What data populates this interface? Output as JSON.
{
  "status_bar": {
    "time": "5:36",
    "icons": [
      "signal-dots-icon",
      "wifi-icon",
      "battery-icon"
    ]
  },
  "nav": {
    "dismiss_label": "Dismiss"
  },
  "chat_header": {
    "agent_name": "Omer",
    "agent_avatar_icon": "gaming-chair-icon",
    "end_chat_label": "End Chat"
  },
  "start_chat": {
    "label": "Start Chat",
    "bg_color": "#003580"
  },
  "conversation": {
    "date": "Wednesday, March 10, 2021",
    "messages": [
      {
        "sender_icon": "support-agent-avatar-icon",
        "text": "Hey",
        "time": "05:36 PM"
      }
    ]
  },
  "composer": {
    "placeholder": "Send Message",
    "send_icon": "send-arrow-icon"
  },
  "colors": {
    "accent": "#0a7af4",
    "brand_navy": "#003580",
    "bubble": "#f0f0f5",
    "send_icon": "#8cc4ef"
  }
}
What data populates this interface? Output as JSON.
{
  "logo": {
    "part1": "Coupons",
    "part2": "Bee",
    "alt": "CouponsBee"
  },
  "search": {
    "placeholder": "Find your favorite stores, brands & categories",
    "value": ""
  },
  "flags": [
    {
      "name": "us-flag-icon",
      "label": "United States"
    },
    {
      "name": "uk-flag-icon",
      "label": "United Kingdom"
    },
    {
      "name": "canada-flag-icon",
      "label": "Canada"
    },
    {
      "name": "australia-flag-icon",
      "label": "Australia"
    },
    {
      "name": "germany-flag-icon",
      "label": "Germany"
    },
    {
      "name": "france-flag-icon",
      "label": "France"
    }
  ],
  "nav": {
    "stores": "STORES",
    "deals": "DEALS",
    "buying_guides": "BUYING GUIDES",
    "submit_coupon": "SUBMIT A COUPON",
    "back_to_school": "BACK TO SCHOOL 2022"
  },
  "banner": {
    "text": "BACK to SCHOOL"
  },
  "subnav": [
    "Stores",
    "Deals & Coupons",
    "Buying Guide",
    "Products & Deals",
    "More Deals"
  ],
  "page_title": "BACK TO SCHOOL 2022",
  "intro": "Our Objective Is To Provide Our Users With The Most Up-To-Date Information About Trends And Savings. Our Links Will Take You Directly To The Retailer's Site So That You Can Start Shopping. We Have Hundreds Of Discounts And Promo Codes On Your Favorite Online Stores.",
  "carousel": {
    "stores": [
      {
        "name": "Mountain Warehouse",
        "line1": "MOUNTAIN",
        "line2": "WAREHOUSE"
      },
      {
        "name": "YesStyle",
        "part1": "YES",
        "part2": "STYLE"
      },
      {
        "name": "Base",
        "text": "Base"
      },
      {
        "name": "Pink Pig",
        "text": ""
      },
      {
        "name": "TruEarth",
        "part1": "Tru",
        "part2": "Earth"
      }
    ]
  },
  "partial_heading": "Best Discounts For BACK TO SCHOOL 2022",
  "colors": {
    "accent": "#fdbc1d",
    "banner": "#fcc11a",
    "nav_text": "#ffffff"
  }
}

______________________________

* Exercise details *
Exactly reproduce all of the entries.

* Final answer *
What data populates this interface? Output as JSON.
{
  "status_bar": {
    "time": "5:36",
    "icons": [
      "signal-dots-icon",
      "wifi-icon",
      "battery-icon"
    ]
  },
  "nav": {
    "dismiss_label": "Dismiss"
  },
  "chat_header": {
    "agent_name": "Omer",
    "agent_avatar_icon": "gaming-chair-icon",
    "end_chat_label": "End Chat"
  },
  "start_chat": {
    "label": "Start Chat",
    "bg_color": "#003580"
  },
  "conversation": {
    "date": "Wednesday, March 10, 2021",
    "messages": [
      {
        "sender_icon": "support-agent-avatar-icon",
        "text": "Hey",
        "time": "05:36 PM"
      }
    ]
  },
  "composer": {
    "placeholder": "Send Message",
    "send_icon": "send-arrow-icon"
  },
  "colors": {
    "accent": "#0a7af4",
    "brand_navy": "#003580",
    "bubble": "#f0f0f5",
    "send_icon": "#8cc4ef"
  }
}
What data populates this interface? Output as JSON.
{
  "logo": {
    "part1": "Coupons",
    "part2": "Bee",
    "alt": "CouponsBee"
  },
  "search": {
    "placeholder": "Find your favorite stores, brands & categories",
    "value": ""
  },
  "flags": [
    {
      "name": "us-flag-icon",
      "label": "United States"
    },
    {
      "name": "uk-flag-icon",
      "label": "United Kingdom"
    },
    {
      "name": "canada-flag-icon",
      "label": "Canada"
    },
    {
      "name": "australia-flag-icon",
      "label": "Australia"
    },
    {
      "name": "germany-flag-icon",
      "label": "Germany"
    },
    {
      "name": "france-flag-icon",
      "label": "France"
    }
  ],
  "nav": {
    "stores": "STORES",
    "deals": "DEALS",
    "buying_guides": "BUYING GUIDES",
    "submit_coupon": "SUBMIT A COUPON",
    "back_to_school": "BACK TO SCHOOL 2022"
  },
  "banner": {
    "text": "BACK to SCHOOL"
  },
  "subnav": [
    "Stores",
    "Deals & Coupons",
    "Buying Guide",
    "Products & Deals",
    "More Deals"
  ],
  "page_title": "BACK TO SCHOOL 2022",
  "intro": "Our Objective Is To Provide Our Users With The Most Up-To-Date Information About Trends And Savings. Our Links Will Take You Directly To The Retailer's Site So That You Can Start Shopping. We Have Hundreds Of Discounts And Promo Codes On Your Favorite Online Stores.",
  "carousel": {
    "stores": [
      {
        "name": "Mountain Warehouse",
        "line1": "MOUNTAIN",
        "line2": "WAREHOUSE"
      },
      {
        "name": "YesStyle",
        "part1": "YES",
        "part2": "STYLE"
      },
      {
        "name": "Base",
        "text": "Base"
      },
      {
        "name": "Pink Pig",
        "text": ""
      },
      {
        "name": "TruEarth",
        "part1": "Tru",
        "part2": "Earth"
      }
    ]
  },
  "partial_heading": "Best Discounts For BACK TO SCHOOL 2022",
  "colors": {
    "accent": "#fdbc1d",
    "banner": "#fcc11a",
    "nav_text": "#ffffff"
  }
}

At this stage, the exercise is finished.